# Start of Input material

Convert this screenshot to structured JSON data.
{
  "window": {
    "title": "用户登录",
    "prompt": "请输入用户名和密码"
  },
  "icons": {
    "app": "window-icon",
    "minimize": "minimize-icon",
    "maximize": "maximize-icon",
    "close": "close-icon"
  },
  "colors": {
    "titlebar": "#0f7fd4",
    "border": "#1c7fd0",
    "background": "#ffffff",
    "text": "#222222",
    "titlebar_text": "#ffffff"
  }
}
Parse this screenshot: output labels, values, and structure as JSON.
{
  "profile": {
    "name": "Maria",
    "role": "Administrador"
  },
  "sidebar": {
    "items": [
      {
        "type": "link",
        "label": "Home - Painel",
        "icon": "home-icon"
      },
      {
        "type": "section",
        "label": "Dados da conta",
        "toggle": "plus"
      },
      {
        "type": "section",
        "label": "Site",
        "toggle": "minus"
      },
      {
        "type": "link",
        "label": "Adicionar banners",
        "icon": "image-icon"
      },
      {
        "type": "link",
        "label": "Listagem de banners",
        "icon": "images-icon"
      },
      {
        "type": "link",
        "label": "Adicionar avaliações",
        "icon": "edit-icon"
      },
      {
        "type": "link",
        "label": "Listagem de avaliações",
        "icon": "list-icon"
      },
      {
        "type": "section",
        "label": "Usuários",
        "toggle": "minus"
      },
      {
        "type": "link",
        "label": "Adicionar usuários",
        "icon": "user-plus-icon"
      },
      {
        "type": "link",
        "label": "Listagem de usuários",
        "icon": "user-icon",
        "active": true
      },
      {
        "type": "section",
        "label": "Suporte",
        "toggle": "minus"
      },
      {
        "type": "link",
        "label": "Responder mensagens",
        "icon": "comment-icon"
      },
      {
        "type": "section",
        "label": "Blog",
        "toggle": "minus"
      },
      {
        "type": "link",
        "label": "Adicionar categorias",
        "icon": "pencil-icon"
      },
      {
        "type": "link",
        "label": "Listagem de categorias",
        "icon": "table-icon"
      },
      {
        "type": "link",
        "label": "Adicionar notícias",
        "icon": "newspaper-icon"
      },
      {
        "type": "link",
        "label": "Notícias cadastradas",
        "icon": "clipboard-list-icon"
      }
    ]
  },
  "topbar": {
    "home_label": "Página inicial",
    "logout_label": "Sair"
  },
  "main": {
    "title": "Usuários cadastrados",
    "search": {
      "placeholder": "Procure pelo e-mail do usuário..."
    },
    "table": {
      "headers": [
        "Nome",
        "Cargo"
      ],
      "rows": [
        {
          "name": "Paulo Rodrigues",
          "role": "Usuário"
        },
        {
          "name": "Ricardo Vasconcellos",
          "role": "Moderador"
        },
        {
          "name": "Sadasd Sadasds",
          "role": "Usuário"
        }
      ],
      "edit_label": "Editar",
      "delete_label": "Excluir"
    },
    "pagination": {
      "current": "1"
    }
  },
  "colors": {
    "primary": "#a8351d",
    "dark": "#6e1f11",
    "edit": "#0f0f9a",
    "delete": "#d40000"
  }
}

# End of Input material

Reproduce the complete data exactly as presented above.

▶ [Answer to the task]
Convert this screenshot to structured JSON data.
{
  "window": {
    "title": "用户登录",
    "prompt": "请输入用户名和密码"
  },
  "icons": {
    "app": "window-icon",
    "minimize": "minimize-icon",
    "maximize": "maximize-icon",
    "close": "close-icon"
  },
  "colors": {
    "titlebar": "#0f7fd4",
    "border": "#1c7fd0",
    "background": "#ffffff",
    "text": "#222222",
    "titlebar_text": "#ffffff"
  }
}
Parse this screenshot: output labels, values, and structure as JSON.
{
  "profile": {
    "name": "Maria",
    "role": "Administrador"
  },
  "sidebar": {
    "items": [
      {
        "type": "link",
        "label": "Home - Painel",
        "icon": "home-icon"
      },
      {
        "type": "section",
        "label": "Dados da conta",
        "toggle": "plus"
      },
      {
        "type": "section",
        "label": "Site",
        "toggle": "minus"
      },
      {
        "type": "link",
        "label": "Adicionar banners",
        "icon": "image-icon"
      },
      {
        "type": "link",
        "label": "Listagem de banners",
        "icon": "images-icon"
      },
      {
        "type": "link",
        "label": "Adicionar avaliações",
        "icon": "edit-icon"
      },
      {
        "type": "link",
        "label": "Listagem de avaliações",
        "icon": "list-icon"
      },
      {
        "type": "section",
        "label": "Usuários",
        "toggle": "minus"
      },
      {
        "type": "link",
        "label": "Adicionar usuários",
        "icon": "user-plus-icon"
      },
      {
        "type": "link",
        "label": "Listagem de usuários",
        "icon": "user-icon",
        "active": true
      },
      {
        "type": "section",
        "label": "Suporte",
        "toggle": "minus"
      },
      {
        "type": "link",
        "label": "Responder mensagens",
        "icon": "comment-icon"
      },
      {
        "type": "section",
        "label": "Blog",
        "toggle": "minus"
      },
      {
        "type": "link",
        "label": "Adicionar categorias",
        "icon": "pencil-icon"
      },
      {
        "type": "link",
        "label": "Listagem de categorias",
        "icon": "table-icon"
      },
      {
        "type": "link",
        "label": "Adicionar notícias",
        "icon": "newspaper-icon"
      },
      {
        "type": "link",
        "label": "Notícias cadastradas",
        "icon": "clipboard-list-icon"
      }
    ]
  },
  "topbar": {
    "home_label": "Página inicial",
    "logout_label": "Sair"
  },
  "main": {
    "title": "Usuários cadastrados",
    "search": {
      "placeholder": "Procure pelo e-mail do usuário..."
    },
    "table": {
      "headers": [
        "Nome",
        "Cargo"
      ],
      "rows": [
        {
          "name": "Paulo Rodrigues",
          "role": "Usuário"
        },
        {
          "name": "Ricardo Vasconcellos",
          "role": "Moderador"
        },
        {
          "name": "Sadasd Sadasds",
          "role": "Usuário"
        }
      ],
      "edit_label": "Editar",
      "delete_label": "Excluir"
    },
    "pagination": {
      "current": "1"
    }
  },
  "colors": {
    "primary": "#a8351d",
    "dark": "#6e1f11",
    "edit": "#0f0f9a",
    "delete": "#d40000"
  }
}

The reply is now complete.